_To do_
Extract the full set of records, then give each one again exactly.

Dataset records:
-- begin --
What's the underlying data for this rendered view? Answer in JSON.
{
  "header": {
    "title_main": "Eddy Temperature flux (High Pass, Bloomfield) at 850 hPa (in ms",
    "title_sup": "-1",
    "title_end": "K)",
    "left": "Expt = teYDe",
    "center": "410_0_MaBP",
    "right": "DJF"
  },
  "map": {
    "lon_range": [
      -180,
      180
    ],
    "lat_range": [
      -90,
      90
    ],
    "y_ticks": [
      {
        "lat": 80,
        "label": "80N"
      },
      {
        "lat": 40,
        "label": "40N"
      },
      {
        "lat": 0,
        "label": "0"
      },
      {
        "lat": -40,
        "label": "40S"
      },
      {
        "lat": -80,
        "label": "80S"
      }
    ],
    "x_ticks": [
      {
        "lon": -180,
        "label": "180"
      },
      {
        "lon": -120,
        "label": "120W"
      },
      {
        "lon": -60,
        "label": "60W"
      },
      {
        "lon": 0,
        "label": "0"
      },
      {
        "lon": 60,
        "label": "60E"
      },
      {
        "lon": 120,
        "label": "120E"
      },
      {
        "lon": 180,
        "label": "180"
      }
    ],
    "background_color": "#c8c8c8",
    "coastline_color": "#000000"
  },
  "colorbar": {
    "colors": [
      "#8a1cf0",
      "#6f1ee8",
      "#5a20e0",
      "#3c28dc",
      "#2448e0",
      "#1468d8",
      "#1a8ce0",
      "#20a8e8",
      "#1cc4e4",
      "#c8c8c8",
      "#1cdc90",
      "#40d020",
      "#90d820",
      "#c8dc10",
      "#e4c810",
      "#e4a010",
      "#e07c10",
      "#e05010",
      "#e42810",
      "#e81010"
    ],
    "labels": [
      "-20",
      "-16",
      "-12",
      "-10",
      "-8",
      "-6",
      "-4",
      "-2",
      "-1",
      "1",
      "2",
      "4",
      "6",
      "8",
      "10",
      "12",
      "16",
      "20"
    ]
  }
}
-- end --
_Completed exercise_
What's the underlying data for this rendered view? Answer in JSON.
{
  "header": {
    "title_main": "Eddy Temperature flux (High Pass, Bloomfield) at 850 hPa (in ms",
    "title_sup": "-1",
    "title_end": "K)",
    "left": "Expt = teYDe",
    "center": "410_0_MaBP",
    "right": "DJF"
  },
  "map": {
    "lon_range": [
      -180,
      180
    ],
    "lat_range": [
      -90,
      90
    ],
    "y_ticks": [
      {
        "lat": 80,
        "label": "80N"
      },
      {
        "lat": 40,
        "label": "40N"
      },
      {
        "lat": 0,
        "label": "0"
      },
      {
        "lat": -40,
        "label": "40S"
      },
      {
        "lat": -80,
        "label": "80S"
      }
    ],
    "x_ticks": [
      {
        "lon": -180,
        "label": "180"
      },
      {
        "lon": -120,
        "label": "120W"
      },
      {
        "lon": -60,
        "label": "60W"
      },
      {
        "lon": 0,
        "label": "0"
      },
      {
        "lon": 60,
        "label": "60E"
      },
      {
        "lon": 120,
        "label": "120E"
      },
      {
        "lon": 180,
        "label": "180"
      }
    ],
    "background_color": "#c8c8c8",
    "coastline_color": "#000000"
  },
  "colorbar": {
    "colors": [
      "#8a1cf0",
      "#6f1ee8",
      "#5a20e0",
      "#3c28dc",
      "#2448e0",
      "#1468d8",
      "#1a8ce0",
      "#20a8e8",
      "#1cc4e4",
      "#c8c8c8",
      "#1cdc90",
      "#40d020",
      "#90d820",
      "#c8dc10",
      "#e4c810",
      "#e4a010",
      "#e07c10",
      "#e05010",
      "#e42810",
      "#e81010"
    ],
    "labels": [
      "-20",
      "-16",
      "-12",
      "-10",
      "-8",
      "-6",
      "-4",
      "-2",
      "-1",
      "1",
      "2",
      "4",
      "6",
      "8",
      "10",
      "12",
      "16",
      "20"
    ]
  }
}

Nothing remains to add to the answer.